**WHAT NEEDS TO BE DONE**
Where a line of the listing below includes the word "beta", reproduce that line.

**SUPPLIED INFORMATION**
═══

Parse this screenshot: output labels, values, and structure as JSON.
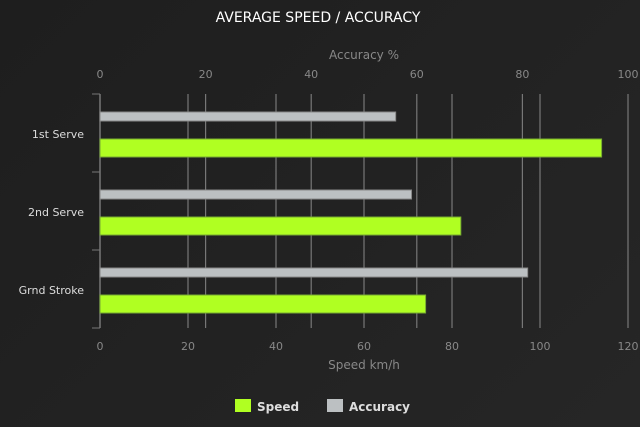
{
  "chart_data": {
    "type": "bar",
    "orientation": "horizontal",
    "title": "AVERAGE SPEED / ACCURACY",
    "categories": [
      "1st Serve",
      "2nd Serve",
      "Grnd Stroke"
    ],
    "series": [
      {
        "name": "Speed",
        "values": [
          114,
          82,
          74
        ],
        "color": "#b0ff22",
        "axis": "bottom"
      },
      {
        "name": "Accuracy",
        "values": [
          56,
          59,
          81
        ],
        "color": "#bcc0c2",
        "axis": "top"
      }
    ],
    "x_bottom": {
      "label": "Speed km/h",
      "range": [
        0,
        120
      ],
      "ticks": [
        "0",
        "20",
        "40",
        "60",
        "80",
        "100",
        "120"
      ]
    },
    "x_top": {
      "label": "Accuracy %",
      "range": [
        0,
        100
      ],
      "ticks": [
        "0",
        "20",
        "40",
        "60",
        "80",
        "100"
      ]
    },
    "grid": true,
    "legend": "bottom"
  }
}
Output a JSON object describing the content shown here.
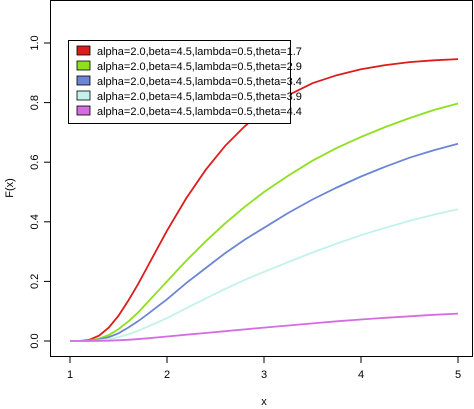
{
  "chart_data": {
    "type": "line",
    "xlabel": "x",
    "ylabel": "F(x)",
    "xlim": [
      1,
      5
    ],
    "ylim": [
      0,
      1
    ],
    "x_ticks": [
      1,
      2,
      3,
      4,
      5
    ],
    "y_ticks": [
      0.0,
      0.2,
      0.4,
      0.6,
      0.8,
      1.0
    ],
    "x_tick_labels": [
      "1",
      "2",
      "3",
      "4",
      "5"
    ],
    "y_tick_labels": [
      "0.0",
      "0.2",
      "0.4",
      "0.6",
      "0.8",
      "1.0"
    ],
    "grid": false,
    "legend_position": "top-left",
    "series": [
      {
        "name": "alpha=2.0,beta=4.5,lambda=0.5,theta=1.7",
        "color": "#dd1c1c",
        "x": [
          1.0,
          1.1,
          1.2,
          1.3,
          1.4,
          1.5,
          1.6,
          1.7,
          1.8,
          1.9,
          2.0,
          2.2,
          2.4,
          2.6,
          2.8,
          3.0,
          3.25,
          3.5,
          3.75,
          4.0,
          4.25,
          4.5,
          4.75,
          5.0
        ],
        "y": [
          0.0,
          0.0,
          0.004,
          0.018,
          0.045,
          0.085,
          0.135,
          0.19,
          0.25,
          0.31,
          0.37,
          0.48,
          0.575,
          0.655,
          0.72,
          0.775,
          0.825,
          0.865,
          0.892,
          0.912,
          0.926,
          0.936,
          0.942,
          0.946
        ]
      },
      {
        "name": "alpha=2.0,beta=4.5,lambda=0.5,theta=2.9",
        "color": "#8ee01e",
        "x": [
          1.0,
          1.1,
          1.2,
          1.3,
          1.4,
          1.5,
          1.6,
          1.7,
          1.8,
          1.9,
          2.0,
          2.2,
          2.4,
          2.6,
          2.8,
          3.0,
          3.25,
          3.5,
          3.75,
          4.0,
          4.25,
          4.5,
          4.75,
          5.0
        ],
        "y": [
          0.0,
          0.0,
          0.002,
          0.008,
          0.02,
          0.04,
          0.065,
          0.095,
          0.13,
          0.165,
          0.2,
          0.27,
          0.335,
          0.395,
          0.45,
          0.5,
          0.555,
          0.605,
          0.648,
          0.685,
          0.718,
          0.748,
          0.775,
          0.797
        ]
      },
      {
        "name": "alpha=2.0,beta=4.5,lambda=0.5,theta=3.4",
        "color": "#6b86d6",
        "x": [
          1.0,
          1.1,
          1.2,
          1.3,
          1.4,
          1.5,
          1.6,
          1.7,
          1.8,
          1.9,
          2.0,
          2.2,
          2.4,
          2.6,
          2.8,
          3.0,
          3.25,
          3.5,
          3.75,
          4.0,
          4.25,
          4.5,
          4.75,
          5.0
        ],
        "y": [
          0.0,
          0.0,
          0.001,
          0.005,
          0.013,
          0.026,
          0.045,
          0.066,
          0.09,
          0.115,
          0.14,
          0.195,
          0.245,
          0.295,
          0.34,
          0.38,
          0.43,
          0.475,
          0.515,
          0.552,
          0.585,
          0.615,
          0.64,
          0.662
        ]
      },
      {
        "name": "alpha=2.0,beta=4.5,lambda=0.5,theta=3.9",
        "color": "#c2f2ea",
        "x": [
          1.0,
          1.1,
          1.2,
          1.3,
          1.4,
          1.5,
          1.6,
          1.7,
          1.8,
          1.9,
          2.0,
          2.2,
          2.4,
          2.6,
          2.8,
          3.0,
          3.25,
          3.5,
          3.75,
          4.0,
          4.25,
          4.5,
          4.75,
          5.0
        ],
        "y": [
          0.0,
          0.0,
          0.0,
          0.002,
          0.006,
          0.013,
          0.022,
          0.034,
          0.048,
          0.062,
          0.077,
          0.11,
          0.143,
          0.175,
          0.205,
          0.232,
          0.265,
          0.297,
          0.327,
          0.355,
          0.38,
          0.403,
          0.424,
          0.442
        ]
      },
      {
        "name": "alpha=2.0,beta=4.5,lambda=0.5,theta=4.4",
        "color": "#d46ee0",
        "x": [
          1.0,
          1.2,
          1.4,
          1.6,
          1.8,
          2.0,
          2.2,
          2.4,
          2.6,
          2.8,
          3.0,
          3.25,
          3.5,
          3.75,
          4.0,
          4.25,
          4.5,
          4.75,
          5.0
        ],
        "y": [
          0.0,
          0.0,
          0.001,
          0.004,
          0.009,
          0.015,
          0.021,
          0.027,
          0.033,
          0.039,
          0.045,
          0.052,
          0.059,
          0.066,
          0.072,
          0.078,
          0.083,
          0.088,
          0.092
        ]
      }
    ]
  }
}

═══

**FULL RESPONSE**
        "name": "alpha=2.0,beta=4.5,lambda=0.5,theta=1.7",
        "name": "alpha=2.0,beta=4.5,lambda=0.5,theta=2.9",
        "name": "alpha=2.0,beta=4.5,lambda=0.5,theta=3.4",
        "name": "alpha=2.0,beta=4.5,lambda=0.5,theta=3.9",
        "name": "alpha=2.0,beta=4.5,lambda=0.5,theta=4.4",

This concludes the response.